▶ _What this task involves_
Please lay out the data from the line with "source-text: U.S. Census" up to and including the line with "y-tick-label: 40% [94, 707, 138, 732]" as a Markdown table with the columns Row and Data line, numbering each row and leaving out any blank lines.

#### Dataset records ####

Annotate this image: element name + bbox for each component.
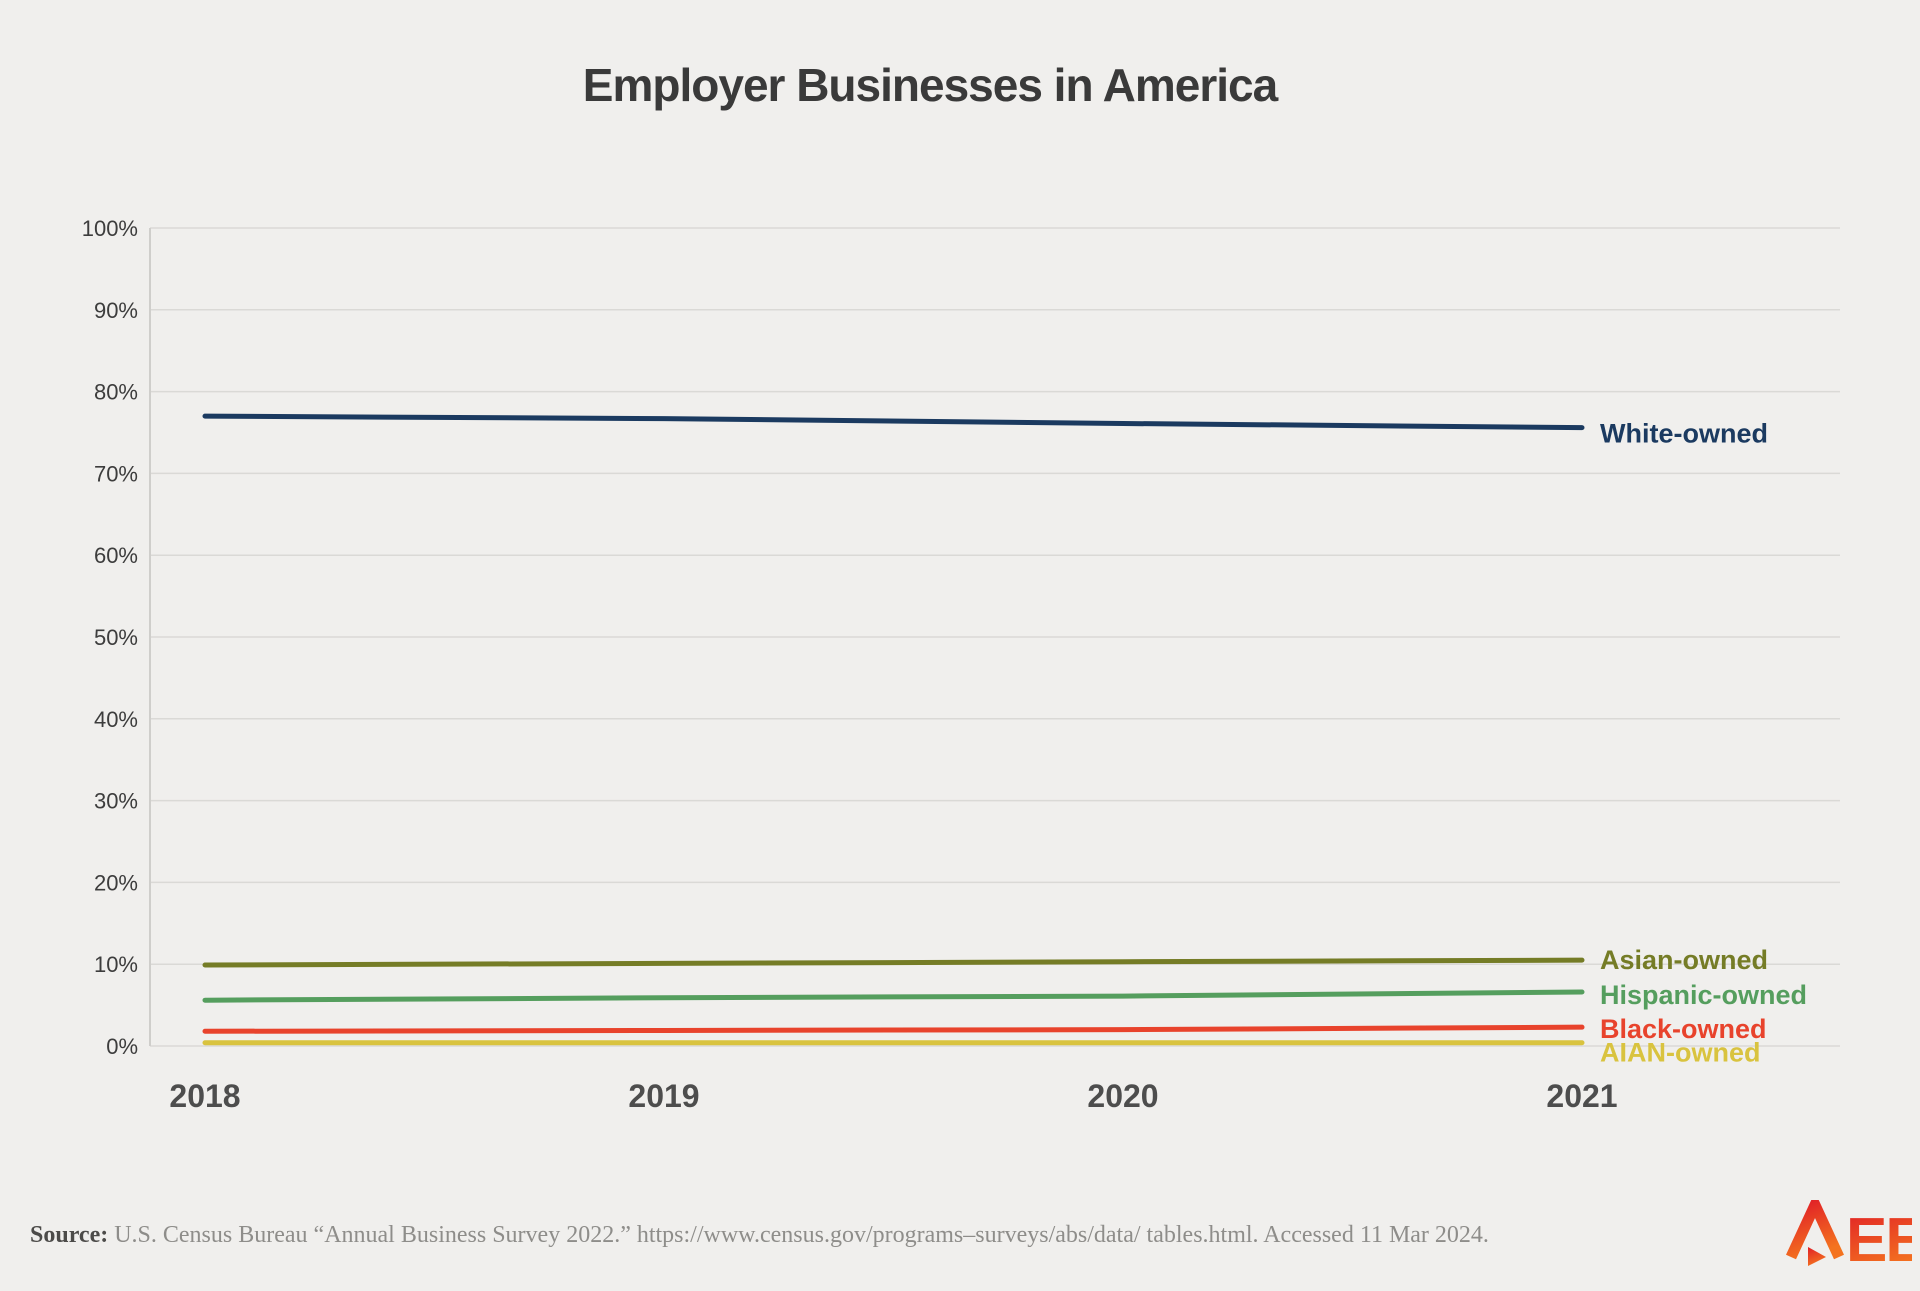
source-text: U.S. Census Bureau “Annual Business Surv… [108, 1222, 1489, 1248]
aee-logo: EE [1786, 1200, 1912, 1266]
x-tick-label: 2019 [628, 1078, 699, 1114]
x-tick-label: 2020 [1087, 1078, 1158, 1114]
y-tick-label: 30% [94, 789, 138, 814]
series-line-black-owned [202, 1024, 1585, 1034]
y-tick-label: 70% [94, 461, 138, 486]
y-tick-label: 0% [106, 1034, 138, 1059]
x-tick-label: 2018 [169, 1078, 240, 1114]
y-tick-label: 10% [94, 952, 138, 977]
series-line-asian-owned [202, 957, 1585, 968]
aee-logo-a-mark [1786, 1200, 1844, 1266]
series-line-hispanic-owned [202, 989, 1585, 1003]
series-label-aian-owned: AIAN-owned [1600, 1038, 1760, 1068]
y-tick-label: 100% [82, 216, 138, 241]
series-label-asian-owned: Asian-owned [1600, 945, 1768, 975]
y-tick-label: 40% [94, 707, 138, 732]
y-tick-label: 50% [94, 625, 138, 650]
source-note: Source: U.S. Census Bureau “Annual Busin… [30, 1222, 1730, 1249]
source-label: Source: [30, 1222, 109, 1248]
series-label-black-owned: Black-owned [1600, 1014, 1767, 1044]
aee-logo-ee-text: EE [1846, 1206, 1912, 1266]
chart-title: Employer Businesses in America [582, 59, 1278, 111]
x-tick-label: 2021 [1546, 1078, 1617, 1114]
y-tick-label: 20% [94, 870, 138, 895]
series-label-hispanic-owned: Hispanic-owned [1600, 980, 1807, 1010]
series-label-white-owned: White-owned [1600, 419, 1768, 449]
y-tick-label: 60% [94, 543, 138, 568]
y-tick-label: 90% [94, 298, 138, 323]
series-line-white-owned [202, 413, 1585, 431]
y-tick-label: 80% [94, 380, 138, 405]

####
#### Dataset records ####

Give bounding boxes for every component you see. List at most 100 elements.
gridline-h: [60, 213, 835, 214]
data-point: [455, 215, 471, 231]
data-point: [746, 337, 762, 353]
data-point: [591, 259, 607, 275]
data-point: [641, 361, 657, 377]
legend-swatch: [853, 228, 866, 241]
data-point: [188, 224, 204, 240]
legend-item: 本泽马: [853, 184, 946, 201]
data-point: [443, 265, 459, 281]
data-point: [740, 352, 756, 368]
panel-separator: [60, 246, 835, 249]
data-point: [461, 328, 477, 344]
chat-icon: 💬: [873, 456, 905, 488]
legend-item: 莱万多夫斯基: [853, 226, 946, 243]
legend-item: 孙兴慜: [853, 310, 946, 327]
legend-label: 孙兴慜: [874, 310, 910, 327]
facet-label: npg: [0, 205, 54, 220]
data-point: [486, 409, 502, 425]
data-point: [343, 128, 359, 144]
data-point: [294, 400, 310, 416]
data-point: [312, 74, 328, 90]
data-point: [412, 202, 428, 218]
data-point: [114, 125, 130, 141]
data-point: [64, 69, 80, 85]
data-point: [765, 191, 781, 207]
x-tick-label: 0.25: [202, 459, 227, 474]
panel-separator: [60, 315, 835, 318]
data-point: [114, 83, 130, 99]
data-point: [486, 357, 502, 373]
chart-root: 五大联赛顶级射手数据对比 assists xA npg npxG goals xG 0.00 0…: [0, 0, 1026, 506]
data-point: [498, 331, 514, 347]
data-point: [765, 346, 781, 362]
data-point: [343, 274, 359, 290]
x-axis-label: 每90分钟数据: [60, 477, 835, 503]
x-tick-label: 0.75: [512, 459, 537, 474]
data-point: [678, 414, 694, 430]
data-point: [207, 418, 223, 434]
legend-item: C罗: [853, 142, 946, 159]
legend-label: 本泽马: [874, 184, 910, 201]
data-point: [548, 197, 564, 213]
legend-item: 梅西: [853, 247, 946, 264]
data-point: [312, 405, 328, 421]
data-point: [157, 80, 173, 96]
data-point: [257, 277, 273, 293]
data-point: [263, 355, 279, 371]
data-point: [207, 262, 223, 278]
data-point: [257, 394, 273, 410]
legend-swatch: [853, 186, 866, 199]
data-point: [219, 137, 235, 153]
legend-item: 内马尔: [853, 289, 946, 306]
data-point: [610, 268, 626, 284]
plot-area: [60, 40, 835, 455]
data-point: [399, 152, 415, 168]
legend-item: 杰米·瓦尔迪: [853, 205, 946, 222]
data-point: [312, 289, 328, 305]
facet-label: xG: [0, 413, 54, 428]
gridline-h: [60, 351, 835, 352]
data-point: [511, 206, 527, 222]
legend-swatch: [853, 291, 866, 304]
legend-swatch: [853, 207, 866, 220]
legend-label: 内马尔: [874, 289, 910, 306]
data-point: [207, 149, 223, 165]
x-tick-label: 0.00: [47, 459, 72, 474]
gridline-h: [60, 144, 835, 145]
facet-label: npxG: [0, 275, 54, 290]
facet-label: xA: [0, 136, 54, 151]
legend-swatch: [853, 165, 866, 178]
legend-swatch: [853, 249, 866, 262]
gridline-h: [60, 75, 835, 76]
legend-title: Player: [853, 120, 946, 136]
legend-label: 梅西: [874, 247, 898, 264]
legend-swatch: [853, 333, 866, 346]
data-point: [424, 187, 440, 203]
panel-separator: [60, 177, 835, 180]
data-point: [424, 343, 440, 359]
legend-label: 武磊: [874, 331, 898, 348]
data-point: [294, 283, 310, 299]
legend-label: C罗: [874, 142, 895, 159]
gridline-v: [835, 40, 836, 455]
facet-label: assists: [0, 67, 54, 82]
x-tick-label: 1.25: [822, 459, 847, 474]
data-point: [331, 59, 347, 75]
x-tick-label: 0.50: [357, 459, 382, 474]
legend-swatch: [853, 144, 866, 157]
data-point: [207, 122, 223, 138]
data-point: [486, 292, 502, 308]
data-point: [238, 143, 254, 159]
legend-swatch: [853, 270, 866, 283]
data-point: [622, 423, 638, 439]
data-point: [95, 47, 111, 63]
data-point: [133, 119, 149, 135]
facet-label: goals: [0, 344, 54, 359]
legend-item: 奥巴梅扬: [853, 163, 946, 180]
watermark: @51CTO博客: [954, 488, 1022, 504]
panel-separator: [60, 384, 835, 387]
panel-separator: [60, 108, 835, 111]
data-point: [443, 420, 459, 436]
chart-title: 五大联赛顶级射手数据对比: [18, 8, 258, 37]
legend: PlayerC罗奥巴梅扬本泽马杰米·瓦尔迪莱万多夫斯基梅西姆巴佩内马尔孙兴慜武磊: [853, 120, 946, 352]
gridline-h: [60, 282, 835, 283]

####

▶ _Solution for this problem_
| Row | Data line |
|---|---|
| 1 | source-text: U.S. Census Bureau “Annual Business Surv… [108, 1222, 1489, 1248] |
| 2 | aee-logo: EE [1786, 1200, 1912, 1266] |
| 3 | x-tick-label: 2019 [628, 1078, 699, 1114] |
| 4 | x-tick-label: 2020 [1087, 1078, 1158, 1114] |
| 5 | y-tick-label: 30% [94, 789, 138, 814] |
| 6 | series-line-black-owned [202, 1024, 1585, 1034] |
| 7 | y-tick-label: 70% [94, 461, 138, 486] |
| 8 | y-tick-label: 0% [106, 1034, 138, 1059] |
| 9 | x-tick-label: 2018 [169, 1078, 240, 1114] |
| 10 | y-tick-label: 10% [94, 952, 138, 977] |
| 11 | series-line-asian-owned [202, 957, 1585, 968] |
| 12 | aee-logo-a-mark [1786, 1200, 1844, 1266] |
| 13 | series-line-hispanic-owned [202, 989, 1585, 1003] |
| 14 | series-label-aian-owned: AIAN-owned [1600, 1038, 1760, 1068] |
| 15 | y-tick-label: 100% [82, 216, 138, 241] |
| 16 | series-label-asian-owned: Asian-owned [1600, 945, 1768, 975] |
| 17 | y-tick-label: 40% [94, 707, 138, 732] |